▶ Exercise directions
Go through the listing and copy each line with the string "Energy".
** Start Exercise inputs **
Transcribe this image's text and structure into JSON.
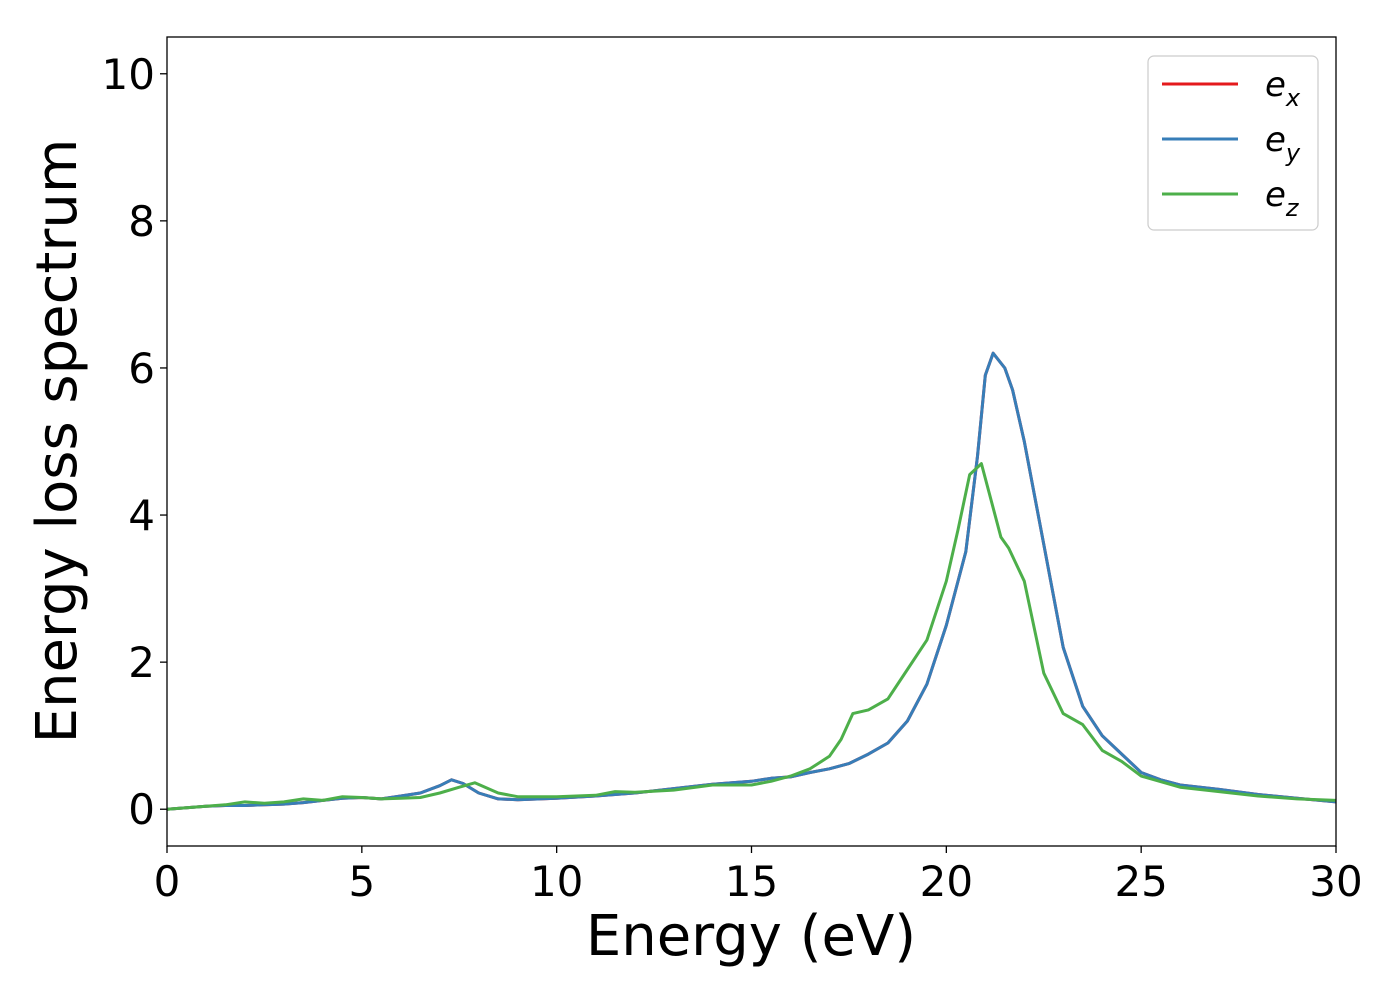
{
  "chart_data": {
    "type": "line",
    "title": "",
    "xlabel": "Energy (eV)",
    "ylabel": "Energy loss spectrum",
    "xlim": [
      0,
      30
    ],
    "ylim": [
      -0.5,
      10.5
    ],
    "x_ticks": [
      0,
      5,
      10,
      15,
      20,
      25,
      30
    ],
    "y_ticks": [
      0,
      2,
      4,
      6,
      8,
      10
    ],
    "x_tick_labels": [
      "0",
      "5",
      "10",
      "15",
      "20",
      "25",
      "30"
    ],
    "y_tick_labels": [
      "0",
      "2",
      "4",
      "6",
      "8",
      "10"
    ],
    "grid": false,
    "legend_position": "top-right",
    "series": [
      {
        "name": "e",
        "subscript": "x",
        "color": "#e41a1c",
        "x": [
          0,
          0.5,
          1,
          1.5,
          2,
          2.5,
          3,
          3.5,
          4,
          4.5,
          5,
          5.5,
          6,
          6.5,
          7,
          7.3,
          7.6,
          8,
          8.5,
          9,
          10,
          11,
          12,
          13,
          14,
          15,
          15.5,
          16,
          16.5,
          17,
          17.5,
          18,
          18.5,
          19,
          19.5,
          20,
          20.5,
          20.8,
          21,
          21.2,
          21.5,
          21.7,
          22,
          22.5,
          23,
          23.5,
          24,
          24.5,
          25,
          25.5,
          26,
          27,
          28,
          29,
          30
        ],
        "y": [
          0.0,
          0.02,
          0.04,
          0.05,
          0.05,
          0.06,
          0.07,
          0.09,
          0.12,
          0.15,
          0.16,
          0.14,
          0.18,
          0.22,
          0.32,
          0.4,
          0.35,
          0.22,
          0.14,
          0.13,
          0.15,
          0.18,
          0.22,
          0.28,
          0.34,
          0.38,
          0.42,
          0.44,
          0.5,
          0.55,
          0.62,
          0.75,
          0.9,
          1.2,
          1.7,
          2.5,
          3.5,
          4.8,
          5.9,
          6.2,
          6.0,
          5.7,
          5.0,
          3.6,
          2.2,
          1.4,
          1.0,
          0.75,
          0.5,
          0.4,
          0.33,
          0.27,
          0.2,
          0.15,
          0.1
        ]
      },
      {
        "name": "e",
        "subscript": "y",
        "color": "#377eb8",
        "x": [
          0,
          0.5,
          1,
          1.5,
          2,
          2.5,
          3,
          3.5,
          4,
          4.5,
          5,
          5.5,
          6,
          6.5,
          7,
          7.3,
          7.6,
          8,
          8.5,
          9,
          10,
          11,
          12,
          13,
          14,
          15,
          15.5,
          16,
          16.5,
          17,
          17.5,
          18,
          18.5,
          19,
          19.5,
          20,
          20.5,
          20.8,
          21,
          21.2,
          21.5,
          21.7,
          22,
          22.5,
          23,
          23.5,
          24,
          24.5,
          25,
          25.5,
          26,
          27,
          28,
          29,
          30
        ],
        "y": [
          0.0,
          0.02,
          0.04,
          0.05,
          0.05,
          0.06,
          0.07,
          0.09,
          0.12,
          0.15,
          0.16,
          0.14,
          0.18,
          0.22,
          0.32,
          0.4,
          0.35,
          0.22,
          0.14,
          0.13,
          0.15,
          0.18,
          0.22,
          0.28,
          0.34,
          0.38,
          0.42,
          0.44,
          0.5,
          0.55,
          0.62,
          0.75,
          0.9,
          1.2,
          1.7,
          2.5,
          3.5,
          4.8,
          5.9,
          6.2,
          6.0,
          5.7,
          5.0,
          3.6,
          2.2,
          1.4,
          1.0,
          0.75,
          0.5,
          0.4,
          0.33,
          0.27,
          0.2,
          0.15,
          0.1
        ]
      },
      {
        "name": "e",
        "subscript": "z",
        "color": "#4daf4a",
        "x": [
          0,
          0.5,
          1,
          1.5,
          2,
          2.5,
          3,
          3.5,
          4,
          4.5,
          5,
          5.5,
          6,
          6.5,
          7,
          7.5,
          7.9,
          8.5,
          9,
          10,
          11,
          11.5,
          12,
          13,
          14,
          15,
          15.5,
          16,
          16.5,
          17,
          17.3,
          17.6,
          18,
          18.5,
          19,
          19.5,
          20,
          20.3,
          20.6,
          20.9,
          21.1,
          21.4,
          21.6,
          22,
          22.5,
          23,
          23.5,
          24,
          24.5,
          25,
          26,
          27,
          28,
          29,
          30
        ],
        "y": [
          0.0,
          0.02,
          0.04,
          0.06,
          0.1,
          0.08,
          0.1,
          0.14,
          0.12,
          0.17,
          0.16,
          0.14,
          0.15,
          0.16,
          0.22,
          0.3,
          0.36,
          0.22,
          0.17,
          0.17,
          0.19,
          0.24,
          0.23,
          0.26,
          0.33,
          0.33,
          0.38,
          0.45,
          0.55,
          0.72,
          0.95,
          1.3,
          1.35,
          1.5,
          1.9,
          2.3,
          3.1,
          3.8,
          4.55,
          4.7,
          4.3,
          3.7,
          3.55,
          3.1,
          1.85,
          1.3,
          1.15,
          0.8,
          0.65,
          0.45,
          0.3,
          0.24,
          0.18,
          0.14,
          0.12
        ]
      }
    ]
  }
}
** End Exercise inputs **
▶ Final result
    "xlabel": "Energy (eV)",
    "ylabel": "Energy loss spectrum",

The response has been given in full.